- **ENTRIES SHOWN**
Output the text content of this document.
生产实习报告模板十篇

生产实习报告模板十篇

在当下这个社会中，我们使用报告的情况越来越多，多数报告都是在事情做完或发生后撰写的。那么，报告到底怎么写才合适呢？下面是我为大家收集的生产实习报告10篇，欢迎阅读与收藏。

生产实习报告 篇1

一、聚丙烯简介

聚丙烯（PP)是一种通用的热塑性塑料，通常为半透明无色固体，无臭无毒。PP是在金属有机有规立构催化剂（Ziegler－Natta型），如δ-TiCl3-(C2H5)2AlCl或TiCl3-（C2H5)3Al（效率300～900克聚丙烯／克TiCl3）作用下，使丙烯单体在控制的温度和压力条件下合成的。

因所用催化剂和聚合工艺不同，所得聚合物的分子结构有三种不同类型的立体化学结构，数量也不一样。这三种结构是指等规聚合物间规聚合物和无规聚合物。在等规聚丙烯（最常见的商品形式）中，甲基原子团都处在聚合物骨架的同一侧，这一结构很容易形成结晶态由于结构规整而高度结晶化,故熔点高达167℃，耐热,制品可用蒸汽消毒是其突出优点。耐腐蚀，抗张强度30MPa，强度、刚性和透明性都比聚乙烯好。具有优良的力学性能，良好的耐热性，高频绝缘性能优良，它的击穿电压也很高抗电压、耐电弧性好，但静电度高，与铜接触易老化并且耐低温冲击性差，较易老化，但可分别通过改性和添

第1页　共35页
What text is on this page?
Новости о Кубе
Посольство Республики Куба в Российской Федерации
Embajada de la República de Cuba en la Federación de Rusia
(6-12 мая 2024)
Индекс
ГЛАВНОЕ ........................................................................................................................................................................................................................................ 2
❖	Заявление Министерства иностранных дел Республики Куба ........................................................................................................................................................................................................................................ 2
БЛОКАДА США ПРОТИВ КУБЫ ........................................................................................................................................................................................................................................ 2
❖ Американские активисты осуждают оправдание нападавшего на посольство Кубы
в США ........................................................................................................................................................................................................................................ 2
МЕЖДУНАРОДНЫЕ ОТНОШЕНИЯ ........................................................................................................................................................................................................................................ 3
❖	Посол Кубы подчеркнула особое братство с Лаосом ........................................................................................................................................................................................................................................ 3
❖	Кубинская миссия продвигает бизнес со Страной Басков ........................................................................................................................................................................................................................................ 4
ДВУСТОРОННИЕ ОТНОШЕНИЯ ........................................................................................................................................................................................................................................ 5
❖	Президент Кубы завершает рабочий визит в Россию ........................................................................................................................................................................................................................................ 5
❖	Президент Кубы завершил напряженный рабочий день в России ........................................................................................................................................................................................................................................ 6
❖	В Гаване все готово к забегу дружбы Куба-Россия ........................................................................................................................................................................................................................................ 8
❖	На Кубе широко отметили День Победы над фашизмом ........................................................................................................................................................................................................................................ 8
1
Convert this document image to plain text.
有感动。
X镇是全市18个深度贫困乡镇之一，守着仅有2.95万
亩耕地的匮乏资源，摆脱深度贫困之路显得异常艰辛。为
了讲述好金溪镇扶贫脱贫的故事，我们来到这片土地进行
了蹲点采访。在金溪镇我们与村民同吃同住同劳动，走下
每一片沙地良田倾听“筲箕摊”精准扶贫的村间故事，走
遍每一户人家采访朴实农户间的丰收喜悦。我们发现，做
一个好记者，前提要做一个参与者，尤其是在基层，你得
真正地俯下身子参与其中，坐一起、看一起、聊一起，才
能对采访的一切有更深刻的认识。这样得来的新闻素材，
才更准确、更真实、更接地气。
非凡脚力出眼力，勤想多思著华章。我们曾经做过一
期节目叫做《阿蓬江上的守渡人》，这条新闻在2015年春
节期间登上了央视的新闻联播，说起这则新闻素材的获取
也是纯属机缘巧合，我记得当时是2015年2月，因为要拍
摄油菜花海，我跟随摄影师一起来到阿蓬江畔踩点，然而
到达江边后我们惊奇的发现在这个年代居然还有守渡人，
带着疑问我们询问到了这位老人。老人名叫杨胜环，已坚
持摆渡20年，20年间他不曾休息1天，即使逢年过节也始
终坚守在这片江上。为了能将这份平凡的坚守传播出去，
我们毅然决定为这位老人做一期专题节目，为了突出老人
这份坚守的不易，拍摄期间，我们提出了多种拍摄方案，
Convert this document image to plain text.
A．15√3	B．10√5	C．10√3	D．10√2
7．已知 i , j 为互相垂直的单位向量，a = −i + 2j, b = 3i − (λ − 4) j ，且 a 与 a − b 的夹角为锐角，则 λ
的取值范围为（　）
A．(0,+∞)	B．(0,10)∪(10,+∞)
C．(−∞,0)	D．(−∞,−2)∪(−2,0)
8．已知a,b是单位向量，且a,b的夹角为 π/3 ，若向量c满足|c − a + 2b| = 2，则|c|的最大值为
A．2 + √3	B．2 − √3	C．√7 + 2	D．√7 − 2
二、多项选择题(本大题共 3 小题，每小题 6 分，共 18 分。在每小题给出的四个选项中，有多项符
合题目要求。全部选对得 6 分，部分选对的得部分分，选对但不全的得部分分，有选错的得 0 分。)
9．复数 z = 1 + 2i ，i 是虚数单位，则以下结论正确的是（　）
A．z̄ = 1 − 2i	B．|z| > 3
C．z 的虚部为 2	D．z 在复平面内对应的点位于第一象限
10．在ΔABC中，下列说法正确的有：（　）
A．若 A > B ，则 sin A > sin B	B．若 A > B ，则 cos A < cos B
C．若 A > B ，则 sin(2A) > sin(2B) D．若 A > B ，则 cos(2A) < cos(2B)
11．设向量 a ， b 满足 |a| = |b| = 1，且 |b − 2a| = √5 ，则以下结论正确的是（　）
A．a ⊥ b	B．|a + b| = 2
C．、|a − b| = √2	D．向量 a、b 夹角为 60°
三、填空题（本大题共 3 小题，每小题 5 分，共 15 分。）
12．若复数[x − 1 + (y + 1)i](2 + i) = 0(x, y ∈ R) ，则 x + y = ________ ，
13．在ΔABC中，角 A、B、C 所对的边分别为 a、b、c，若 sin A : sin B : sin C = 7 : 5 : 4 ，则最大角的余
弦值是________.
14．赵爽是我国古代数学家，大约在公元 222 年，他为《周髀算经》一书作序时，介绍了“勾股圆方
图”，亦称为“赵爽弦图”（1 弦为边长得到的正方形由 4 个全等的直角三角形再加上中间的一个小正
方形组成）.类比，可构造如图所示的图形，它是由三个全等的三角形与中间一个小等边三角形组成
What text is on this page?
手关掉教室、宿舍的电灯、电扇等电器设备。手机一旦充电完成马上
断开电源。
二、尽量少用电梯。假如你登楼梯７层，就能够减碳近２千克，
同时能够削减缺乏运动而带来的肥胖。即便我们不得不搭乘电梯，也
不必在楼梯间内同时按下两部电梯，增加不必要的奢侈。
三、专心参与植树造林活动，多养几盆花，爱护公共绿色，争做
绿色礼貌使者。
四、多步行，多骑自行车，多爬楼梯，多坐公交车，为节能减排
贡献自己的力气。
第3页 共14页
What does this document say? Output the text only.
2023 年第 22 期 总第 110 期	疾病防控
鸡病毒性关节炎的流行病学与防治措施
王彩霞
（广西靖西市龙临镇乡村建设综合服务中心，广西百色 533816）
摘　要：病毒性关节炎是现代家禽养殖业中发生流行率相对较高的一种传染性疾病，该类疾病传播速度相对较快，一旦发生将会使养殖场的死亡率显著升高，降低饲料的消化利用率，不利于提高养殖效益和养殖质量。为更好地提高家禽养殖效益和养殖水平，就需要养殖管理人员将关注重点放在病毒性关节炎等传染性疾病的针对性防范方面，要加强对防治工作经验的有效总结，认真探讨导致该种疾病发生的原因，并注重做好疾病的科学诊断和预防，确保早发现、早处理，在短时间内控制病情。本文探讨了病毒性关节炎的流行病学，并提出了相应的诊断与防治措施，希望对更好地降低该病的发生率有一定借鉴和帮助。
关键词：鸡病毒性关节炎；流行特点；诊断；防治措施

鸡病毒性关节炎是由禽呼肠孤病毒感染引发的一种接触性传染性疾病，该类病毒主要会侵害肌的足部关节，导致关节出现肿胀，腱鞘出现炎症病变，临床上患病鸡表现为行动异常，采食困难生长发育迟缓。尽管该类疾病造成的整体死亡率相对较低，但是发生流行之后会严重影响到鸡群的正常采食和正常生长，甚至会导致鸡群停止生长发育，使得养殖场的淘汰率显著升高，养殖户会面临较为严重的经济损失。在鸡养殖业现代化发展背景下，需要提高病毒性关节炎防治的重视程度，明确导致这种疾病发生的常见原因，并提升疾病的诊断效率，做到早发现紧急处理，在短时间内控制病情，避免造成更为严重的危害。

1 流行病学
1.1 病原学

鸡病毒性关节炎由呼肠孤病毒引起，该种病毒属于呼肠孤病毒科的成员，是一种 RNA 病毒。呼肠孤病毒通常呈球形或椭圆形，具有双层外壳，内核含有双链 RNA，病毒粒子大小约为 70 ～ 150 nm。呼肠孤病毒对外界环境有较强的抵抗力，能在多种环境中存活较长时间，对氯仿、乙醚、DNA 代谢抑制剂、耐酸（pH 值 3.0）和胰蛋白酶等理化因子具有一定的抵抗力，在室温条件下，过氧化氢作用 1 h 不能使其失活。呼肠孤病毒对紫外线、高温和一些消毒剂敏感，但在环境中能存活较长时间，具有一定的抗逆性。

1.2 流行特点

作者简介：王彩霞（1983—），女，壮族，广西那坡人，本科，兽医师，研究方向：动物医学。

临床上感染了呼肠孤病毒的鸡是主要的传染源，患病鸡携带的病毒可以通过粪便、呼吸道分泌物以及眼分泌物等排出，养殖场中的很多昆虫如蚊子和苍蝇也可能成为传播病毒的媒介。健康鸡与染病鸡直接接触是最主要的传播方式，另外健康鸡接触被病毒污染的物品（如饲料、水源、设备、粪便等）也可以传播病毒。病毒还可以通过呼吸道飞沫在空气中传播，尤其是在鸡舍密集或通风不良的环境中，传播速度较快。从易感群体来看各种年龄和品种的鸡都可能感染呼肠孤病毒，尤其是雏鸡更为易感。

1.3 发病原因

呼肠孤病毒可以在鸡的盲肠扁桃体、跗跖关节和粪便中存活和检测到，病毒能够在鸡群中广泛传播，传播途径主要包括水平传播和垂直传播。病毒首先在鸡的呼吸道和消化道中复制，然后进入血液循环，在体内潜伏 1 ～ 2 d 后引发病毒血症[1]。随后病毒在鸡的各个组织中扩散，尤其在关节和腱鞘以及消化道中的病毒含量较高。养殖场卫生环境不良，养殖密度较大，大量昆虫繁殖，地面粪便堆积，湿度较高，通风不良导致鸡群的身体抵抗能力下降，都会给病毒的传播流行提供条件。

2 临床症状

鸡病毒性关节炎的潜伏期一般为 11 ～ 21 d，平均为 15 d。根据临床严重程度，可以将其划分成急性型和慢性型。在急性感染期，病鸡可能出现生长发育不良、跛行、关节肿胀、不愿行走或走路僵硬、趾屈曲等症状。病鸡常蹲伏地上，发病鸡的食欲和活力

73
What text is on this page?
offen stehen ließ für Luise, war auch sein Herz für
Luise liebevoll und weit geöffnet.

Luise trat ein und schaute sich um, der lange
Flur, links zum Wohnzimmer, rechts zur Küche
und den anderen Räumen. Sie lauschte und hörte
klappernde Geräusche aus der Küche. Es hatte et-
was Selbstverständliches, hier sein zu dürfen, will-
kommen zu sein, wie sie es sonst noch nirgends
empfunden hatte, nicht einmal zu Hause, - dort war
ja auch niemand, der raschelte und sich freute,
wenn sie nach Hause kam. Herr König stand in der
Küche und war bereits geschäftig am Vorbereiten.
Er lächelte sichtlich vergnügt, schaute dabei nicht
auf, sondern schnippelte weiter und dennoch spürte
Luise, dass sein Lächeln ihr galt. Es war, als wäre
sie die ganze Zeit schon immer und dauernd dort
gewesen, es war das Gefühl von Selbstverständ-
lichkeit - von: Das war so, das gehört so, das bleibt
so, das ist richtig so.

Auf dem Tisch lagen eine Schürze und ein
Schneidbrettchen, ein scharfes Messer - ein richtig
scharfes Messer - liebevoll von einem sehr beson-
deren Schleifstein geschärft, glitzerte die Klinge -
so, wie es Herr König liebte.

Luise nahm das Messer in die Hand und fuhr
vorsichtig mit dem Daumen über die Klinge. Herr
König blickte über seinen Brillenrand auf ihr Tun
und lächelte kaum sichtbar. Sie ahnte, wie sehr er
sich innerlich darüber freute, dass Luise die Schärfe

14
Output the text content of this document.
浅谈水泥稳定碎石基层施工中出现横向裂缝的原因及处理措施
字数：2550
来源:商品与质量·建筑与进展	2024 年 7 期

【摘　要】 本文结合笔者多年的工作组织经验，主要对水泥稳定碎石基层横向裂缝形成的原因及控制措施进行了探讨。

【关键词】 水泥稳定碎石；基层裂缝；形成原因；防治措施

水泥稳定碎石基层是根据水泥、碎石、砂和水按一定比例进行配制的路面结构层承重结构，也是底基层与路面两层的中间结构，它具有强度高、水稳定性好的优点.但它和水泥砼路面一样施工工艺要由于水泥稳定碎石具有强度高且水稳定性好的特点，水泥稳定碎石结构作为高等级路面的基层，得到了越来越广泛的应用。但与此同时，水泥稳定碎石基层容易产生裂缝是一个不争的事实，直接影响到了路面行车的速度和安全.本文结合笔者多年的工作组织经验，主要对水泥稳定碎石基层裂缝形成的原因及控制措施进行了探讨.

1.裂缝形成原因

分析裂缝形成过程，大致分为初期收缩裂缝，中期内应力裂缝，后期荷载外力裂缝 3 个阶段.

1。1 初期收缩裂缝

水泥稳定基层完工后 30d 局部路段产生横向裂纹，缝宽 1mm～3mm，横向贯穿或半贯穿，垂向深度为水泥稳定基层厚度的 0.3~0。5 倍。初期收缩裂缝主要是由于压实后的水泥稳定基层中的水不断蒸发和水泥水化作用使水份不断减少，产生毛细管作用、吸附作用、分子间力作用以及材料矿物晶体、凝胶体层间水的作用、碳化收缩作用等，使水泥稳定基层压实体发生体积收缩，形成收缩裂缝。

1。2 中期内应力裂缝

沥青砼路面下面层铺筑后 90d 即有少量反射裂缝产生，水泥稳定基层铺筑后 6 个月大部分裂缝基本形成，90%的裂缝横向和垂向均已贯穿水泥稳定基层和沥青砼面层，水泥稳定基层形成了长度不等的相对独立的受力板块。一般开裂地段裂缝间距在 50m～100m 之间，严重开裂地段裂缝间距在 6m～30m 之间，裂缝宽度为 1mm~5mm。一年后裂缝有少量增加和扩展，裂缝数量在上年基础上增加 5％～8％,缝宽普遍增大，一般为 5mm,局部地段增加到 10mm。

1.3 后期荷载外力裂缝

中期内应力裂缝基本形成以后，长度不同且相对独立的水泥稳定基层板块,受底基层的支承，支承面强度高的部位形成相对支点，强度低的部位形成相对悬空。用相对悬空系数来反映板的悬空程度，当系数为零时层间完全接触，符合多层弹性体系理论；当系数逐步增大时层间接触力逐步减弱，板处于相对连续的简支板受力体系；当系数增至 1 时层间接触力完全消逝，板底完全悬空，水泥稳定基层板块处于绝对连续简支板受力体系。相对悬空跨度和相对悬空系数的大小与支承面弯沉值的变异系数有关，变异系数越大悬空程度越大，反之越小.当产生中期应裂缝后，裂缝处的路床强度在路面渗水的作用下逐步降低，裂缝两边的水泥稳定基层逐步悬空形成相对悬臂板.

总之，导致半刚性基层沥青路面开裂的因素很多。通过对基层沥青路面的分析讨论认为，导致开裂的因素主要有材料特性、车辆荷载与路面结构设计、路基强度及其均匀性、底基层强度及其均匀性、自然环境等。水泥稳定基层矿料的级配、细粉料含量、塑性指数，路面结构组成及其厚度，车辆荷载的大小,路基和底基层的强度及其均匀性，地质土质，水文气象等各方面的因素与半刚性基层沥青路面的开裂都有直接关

- **WHAT YOU WILL DO**
For this exercise, gather every line of the data that contains the word "Küche".

- **EXERCISE SOLUTION**
Flur, links zum Wohnzimmer, rechts zur Küche
klappernde Geräusche aus der Küche. Es hatte et-
Küche und war bereits geschäftig am Vorbereiten.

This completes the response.